Dataset entries
• • • •

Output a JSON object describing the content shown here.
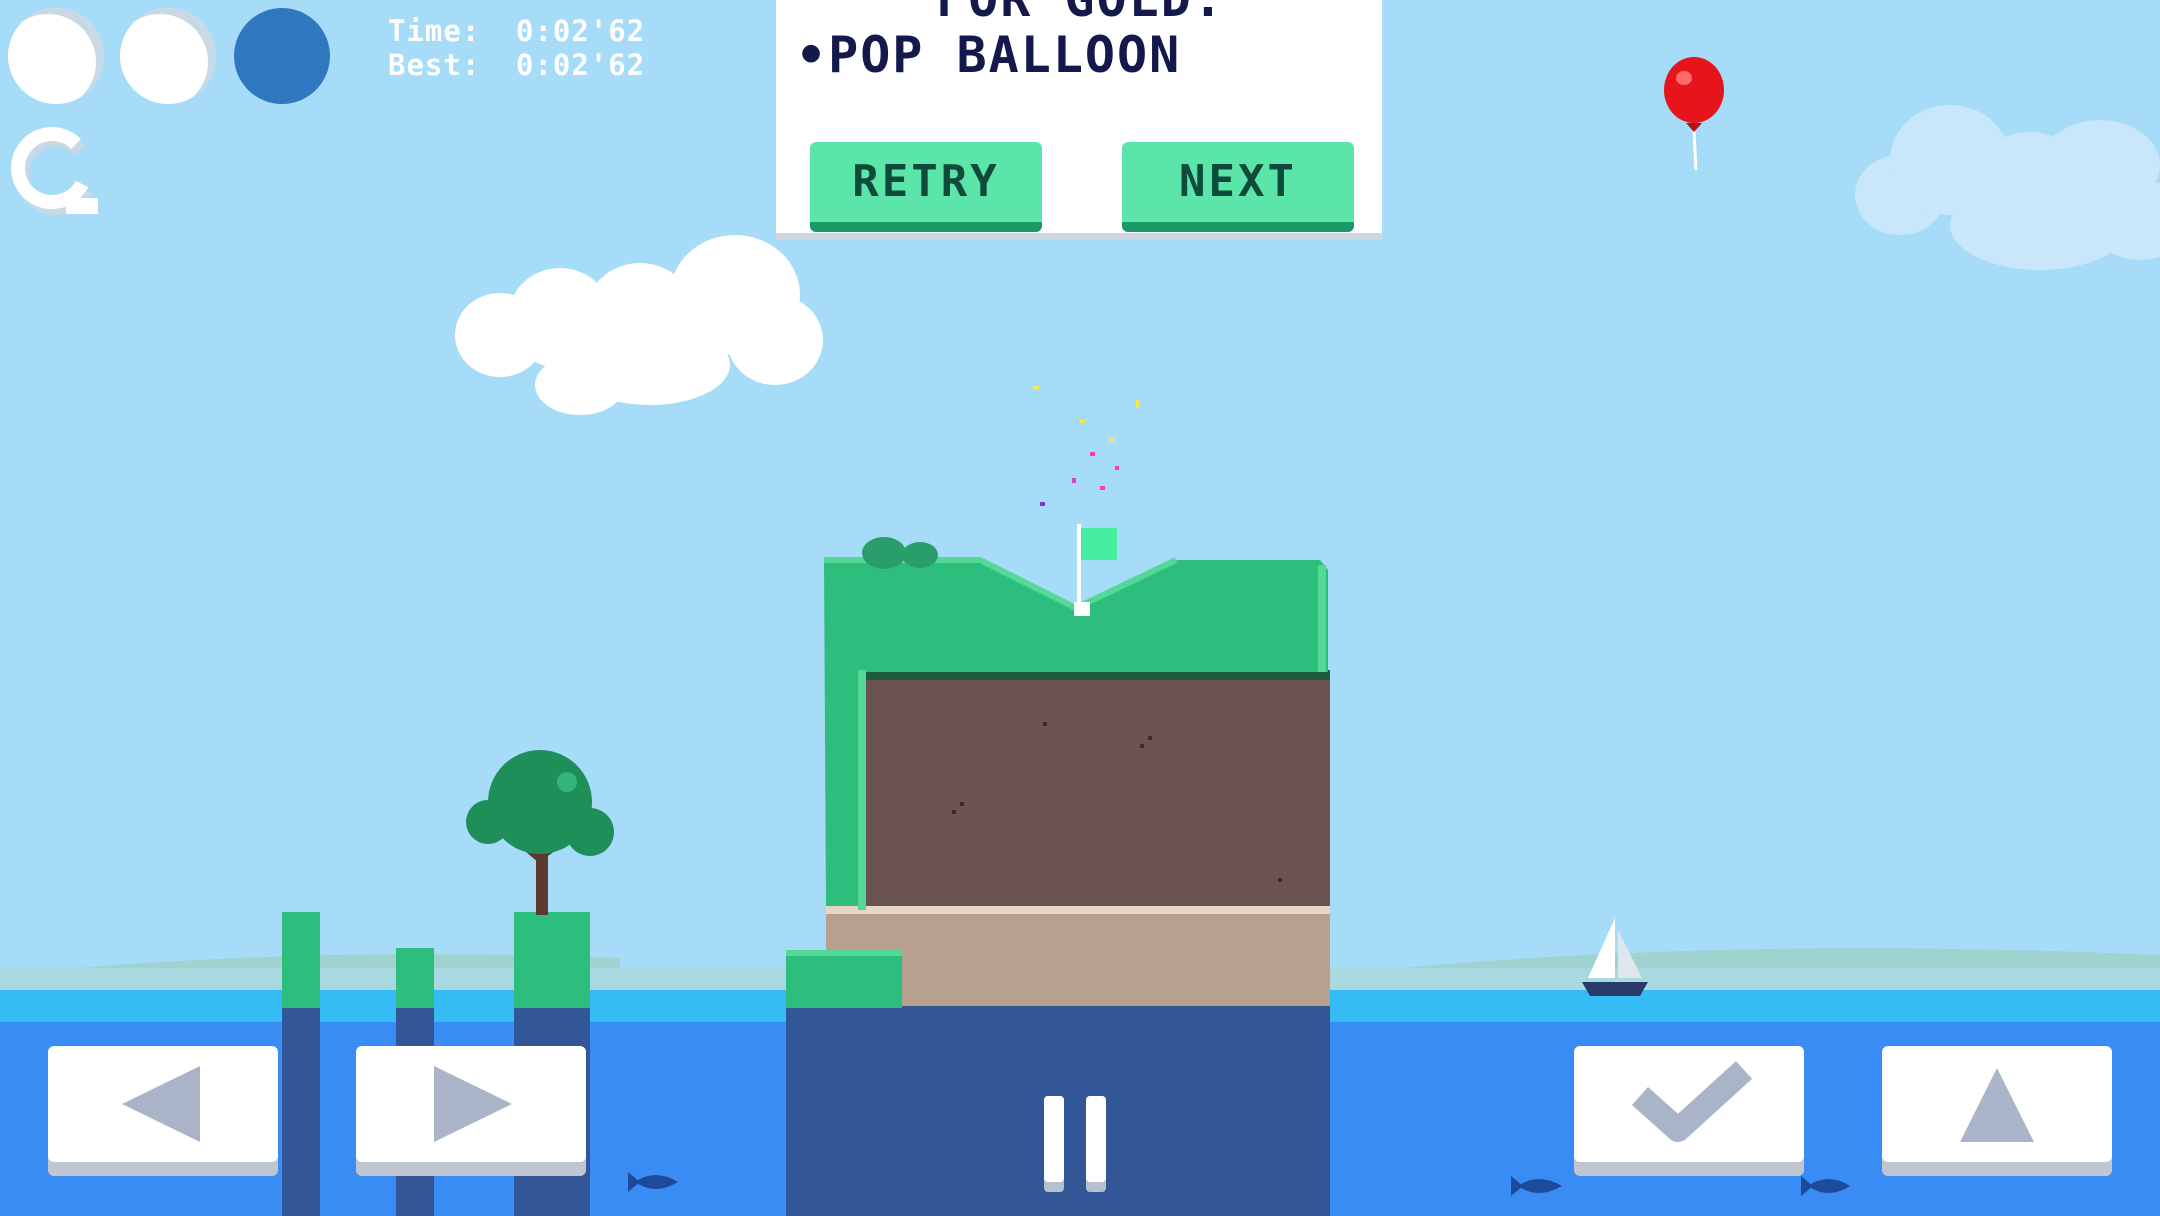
{
  "hud": {
    "shots": [
      {
        "state": "used"
      },
      {
        "state": "used"
      },
      {
        "state": "active"
      }
    ],
    "time_label": "Time:",
    "time_value": "0:02'62",
    "best_label": "Best:",
    "best_value": "0:02'62",
    "restart_icon": "restart-icon"
  },
  "goal_panel": {
    "heading": "FOR GOLD:",
    "objective": "•POP BALLOON",
    "retry_label": "RETRY",
    "next_label": "NEXT"
  },
  "controls": {
    "left_icon": "left-arrow-icon",
    "right_icon": "right-arrow-icon",
    "pause_icon": "pause-icon",
    "confirm_icon": "checkmark-icon",
    "jump_icon": "up-arrow-icon"
  },
  "colors": {
    "sky": "#a6dcf8",
    "water": "#3a8cf5",
    "grass": "#2dbd7d",
    "button_green": "#5be5a8",
    "balloon": "#e8141c",
    "active_ball": "#2f78c0",
    "panel_text": "#14184a"
  }
}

• • • •

__WORK REQUIRED__
Every record above should be written out again without change, except that the pictures are left out.

__SOLVED EXERCISE__
Output a JSON object describing the content shown here.
{
  "hud": {
    "shots": [
      {
        "state": "used"
      },
      {
        "state": "used"
      },
      {
        "state": "active"
      }
    ],
    "time_label": "Time:",
    "time_value": "0:02'62",
    "best_label": "Best:",
    "best_value": "0:02'62",
    "restart_icon": "restart-icon"
  },
  "goal_panel": {
    "heading": "FOR GOLD:",
    "objective": "•POP BALLOON",
    "retry_label": "RETRY",
    "next_label": "NEXT"
  },
  "controls": {
    "left_icon": "left-arrow-icon",
    "right_icon": "right-arrow-icon",
    "pause_icon": "pause-icon",
    "confirm_icon": "checkmark-icon",
    "jump_icon": "up-arrow-icon"
  },
  "colors": {
    "sky": "#a6dcf8",
    "water": "#3a8cf5",
    "grass": "#2dbd7d",
    "button_green": "#5be5a8",
    "balloon": "#e8141c",
    "active_ball": "#2f78c0",
    "panel_text": "#14184a"
  }
}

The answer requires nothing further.